-- start of DATASET CONTENT --

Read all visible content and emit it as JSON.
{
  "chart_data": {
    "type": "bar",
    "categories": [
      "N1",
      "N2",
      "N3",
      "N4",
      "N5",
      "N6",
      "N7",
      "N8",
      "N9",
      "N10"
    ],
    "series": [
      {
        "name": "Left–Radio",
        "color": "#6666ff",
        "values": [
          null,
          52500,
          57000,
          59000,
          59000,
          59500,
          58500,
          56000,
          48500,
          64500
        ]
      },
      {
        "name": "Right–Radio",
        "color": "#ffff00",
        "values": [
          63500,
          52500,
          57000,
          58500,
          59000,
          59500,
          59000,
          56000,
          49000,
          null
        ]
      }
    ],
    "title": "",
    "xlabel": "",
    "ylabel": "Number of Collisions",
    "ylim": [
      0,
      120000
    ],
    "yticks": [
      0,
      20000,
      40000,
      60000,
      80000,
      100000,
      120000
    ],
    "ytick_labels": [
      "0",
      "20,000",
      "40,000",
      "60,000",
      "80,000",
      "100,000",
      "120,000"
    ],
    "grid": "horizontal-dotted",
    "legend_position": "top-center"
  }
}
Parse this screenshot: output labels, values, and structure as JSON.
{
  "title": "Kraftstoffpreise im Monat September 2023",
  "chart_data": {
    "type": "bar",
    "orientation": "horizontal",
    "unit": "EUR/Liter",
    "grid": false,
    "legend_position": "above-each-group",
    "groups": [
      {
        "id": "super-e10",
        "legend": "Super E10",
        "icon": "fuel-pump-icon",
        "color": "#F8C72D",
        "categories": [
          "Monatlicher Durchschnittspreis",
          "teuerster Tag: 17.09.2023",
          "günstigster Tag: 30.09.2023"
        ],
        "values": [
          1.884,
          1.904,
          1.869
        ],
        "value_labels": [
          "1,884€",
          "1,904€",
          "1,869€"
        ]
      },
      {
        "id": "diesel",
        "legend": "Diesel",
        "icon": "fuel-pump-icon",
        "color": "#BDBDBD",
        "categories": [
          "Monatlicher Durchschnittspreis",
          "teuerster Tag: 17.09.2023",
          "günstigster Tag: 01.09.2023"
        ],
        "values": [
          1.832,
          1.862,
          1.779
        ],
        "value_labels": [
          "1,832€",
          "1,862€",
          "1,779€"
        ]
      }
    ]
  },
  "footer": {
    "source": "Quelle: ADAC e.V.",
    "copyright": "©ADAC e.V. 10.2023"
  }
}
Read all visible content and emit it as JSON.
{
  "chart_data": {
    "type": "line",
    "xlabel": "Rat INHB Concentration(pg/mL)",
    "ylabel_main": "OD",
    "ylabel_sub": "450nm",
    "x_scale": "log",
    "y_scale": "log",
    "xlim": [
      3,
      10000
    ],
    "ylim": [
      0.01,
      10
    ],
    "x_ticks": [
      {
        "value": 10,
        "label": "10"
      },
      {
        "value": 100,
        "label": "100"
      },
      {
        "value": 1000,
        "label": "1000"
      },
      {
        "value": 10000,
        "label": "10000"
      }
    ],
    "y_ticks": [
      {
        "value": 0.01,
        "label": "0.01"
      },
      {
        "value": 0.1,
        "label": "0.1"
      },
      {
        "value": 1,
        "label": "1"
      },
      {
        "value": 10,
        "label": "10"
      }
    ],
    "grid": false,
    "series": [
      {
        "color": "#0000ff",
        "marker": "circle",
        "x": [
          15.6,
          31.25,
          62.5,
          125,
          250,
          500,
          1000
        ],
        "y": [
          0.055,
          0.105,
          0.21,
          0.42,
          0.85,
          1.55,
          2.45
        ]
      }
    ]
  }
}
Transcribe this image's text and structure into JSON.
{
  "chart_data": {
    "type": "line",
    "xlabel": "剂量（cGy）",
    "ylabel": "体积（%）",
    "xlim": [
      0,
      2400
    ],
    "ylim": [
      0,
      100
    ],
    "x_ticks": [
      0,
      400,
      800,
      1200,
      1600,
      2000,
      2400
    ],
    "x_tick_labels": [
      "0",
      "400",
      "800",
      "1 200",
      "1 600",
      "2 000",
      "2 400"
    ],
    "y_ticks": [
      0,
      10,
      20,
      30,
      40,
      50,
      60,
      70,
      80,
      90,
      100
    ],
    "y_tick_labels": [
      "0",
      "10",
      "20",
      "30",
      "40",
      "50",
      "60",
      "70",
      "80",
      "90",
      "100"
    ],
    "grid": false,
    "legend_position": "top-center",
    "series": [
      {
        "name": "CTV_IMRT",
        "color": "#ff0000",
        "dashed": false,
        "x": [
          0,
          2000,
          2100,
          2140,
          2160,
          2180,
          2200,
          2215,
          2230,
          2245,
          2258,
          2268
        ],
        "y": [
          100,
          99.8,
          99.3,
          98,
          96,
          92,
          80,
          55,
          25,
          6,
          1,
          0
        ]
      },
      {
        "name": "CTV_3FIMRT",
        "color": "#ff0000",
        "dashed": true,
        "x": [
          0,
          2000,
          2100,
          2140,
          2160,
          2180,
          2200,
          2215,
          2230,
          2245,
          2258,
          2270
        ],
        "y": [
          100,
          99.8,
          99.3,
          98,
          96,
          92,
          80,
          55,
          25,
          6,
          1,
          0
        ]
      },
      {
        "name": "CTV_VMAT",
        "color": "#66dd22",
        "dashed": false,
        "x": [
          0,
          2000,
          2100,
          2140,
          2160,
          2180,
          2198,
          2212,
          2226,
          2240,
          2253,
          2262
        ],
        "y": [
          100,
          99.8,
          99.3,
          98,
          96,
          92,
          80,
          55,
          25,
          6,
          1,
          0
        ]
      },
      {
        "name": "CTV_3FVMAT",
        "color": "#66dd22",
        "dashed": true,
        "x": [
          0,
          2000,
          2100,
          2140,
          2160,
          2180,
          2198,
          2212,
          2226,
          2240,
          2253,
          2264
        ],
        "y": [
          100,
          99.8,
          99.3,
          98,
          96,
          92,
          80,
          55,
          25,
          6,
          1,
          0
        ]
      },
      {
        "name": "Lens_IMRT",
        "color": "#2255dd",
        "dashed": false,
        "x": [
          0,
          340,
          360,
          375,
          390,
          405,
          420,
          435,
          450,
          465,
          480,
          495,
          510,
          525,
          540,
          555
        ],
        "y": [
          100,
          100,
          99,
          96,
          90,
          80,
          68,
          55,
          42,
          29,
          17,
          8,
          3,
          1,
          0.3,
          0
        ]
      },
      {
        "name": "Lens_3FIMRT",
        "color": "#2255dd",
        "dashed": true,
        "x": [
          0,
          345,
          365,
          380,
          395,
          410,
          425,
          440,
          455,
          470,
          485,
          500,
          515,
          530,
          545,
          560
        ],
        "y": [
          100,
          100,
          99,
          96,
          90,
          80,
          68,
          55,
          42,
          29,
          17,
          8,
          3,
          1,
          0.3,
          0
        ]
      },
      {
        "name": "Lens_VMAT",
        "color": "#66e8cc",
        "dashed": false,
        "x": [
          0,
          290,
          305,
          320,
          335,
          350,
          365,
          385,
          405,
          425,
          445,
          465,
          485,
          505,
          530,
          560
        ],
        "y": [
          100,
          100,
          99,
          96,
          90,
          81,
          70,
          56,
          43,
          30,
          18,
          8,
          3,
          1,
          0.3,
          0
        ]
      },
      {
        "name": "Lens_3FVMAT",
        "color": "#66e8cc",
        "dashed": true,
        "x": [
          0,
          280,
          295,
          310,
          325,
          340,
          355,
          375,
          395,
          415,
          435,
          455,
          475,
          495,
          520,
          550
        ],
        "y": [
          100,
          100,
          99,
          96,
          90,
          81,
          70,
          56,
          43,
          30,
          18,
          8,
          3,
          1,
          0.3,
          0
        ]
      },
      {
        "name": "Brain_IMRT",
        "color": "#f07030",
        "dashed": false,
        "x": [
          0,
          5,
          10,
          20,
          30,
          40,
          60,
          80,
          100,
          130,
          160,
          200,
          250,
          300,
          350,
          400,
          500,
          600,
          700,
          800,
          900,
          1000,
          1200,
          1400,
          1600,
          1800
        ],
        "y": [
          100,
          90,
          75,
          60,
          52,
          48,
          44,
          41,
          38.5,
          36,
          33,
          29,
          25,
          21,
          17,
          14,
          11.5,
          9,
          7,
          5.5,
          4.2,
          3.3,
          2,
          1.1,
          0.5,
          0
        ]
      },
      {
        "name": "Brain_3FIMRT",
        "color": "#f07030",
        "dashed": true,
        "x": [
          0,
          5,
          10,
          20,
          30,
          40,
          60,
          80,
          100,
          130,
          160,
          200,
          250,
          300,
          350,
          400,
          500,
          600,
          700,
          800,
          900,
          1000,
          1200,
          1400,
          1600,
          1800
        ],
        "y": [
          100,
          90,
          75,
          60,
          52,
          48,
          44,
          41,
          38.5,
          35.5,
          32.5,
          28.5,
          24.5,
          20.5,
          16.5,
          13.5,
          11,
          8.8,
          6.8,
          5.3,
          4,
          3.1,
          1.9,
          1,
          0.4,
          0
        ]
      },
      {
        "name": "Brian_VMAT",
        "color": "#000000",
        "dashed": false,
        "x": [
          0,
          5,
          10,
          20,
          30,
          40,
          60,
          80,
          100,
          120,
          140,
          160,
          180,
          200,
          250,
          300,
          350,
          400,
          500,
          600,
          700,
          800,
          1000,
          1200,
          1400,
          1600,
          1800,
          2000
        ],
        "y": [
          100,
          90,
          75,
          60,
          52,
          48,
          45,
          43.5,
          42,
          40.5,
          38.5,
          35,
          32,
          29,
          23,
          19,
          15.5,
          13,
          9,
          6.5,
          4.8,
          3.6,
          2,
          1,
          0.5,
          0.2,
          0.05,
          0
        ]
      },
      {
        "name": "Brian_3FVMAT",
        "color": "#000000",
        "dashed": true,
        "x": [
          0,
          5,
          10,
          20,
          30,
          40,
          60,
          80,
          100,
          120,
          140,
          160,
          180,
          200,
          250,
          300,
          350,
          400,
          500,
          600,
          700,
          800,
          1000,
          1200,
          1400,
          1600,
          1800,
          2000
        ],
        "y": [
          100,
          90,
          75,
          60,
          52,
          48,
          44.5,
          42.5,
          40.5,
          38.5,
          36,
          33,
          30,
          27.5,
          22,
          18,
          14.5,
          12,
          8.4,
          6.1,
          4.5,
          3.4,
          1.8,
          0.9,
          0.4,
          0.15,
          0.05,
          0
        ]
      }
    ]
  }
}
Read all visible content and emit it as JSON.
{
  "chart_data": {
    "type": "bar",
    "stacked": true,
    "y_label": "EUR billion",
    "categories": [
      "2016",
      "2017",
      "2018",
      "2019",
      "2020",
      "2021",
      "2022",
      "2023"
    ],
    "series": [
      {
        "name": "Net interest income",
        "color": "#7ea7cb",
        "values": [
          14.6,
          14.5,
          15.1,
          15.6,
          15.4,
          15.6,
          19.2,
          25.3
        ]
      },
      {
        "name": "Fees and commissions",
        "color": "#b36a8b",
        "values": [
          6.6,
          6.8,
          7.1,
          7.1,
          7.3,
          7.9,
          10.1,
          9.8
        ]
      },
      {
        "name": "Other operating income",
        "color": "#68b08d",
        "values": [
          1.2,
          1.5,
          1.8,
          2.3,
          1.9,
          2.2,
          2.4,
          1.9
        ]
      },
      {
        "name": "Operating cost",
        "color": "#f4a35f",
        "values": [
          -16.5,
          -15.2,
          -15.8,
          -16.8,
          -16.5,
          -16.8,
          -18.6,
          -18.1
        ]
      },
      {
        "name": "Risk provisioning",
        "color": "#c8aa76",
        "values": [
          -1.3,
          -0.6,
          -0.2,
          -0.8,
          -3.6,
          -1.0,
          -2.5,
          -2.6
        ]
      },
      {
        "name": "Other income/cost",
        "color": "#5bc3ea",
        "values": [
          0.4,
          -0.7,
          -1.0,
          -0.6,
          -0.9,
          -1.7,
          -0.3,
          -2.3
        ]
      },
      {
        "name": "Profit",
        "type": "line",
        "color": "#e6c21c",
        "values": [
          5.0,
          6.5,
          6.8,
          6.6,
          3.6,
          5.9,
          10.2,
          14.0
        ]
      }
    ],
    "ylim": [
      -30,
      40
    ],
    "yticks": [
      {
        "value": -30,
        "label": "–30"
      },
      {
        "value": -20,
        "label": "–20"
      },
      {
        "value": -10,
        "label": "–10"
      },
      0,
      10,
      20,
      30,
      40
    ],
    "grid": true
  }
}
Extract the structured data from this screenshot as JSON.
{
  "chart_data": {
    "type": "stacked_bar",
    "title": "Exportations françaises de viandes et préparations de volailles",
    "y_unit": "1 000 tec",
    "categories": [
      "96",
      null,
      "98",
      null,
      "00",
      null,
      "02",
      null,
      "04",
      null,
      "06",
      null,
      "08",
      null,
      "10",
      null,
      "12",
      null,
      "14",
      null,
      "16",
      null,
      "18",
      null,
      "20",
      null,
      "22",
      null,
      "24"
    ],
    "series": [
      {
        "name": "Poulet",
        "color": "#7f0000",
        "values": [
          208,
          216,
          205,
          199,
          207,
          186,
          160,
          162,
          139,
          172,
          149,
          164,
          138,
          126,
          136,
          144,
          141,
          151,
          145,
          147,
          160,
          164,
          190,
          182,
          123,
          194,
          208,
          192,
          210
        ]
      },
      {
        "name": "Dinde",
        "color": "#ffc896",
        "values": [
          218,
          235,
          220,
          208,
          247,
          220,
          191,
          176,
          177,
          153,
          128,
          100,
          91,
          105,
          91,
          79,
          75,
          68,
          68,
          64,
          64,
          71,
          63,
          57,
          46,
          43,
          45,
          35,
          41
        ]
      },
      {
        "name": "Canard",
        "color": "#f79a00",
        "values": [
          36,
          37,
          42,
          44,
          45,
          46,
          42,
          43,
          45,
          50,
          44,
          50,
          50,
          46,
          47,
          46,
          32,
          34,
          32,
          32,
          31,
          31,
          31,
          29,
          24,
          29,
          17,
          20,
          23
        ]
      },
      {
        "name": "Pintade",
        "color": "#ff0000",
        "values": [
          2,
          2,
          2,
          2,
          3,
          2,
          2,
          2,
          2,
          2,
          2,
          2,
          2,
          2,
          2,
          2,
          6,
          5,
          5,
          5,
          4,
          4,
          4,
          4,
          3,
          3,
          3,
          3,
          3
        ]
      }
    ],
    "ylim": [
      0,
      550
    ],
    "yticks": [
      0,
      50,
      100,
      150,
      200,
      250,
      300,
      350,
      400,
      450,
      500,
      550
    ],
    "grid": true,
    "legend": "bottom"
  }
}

-- end of DATASET CONTENT --

▶ [WHAT IS REQUIRED] Across the records, count the lines holding the string "ADAC". Give the number and stop.

▶ [EXPECTED OUTPUT] 2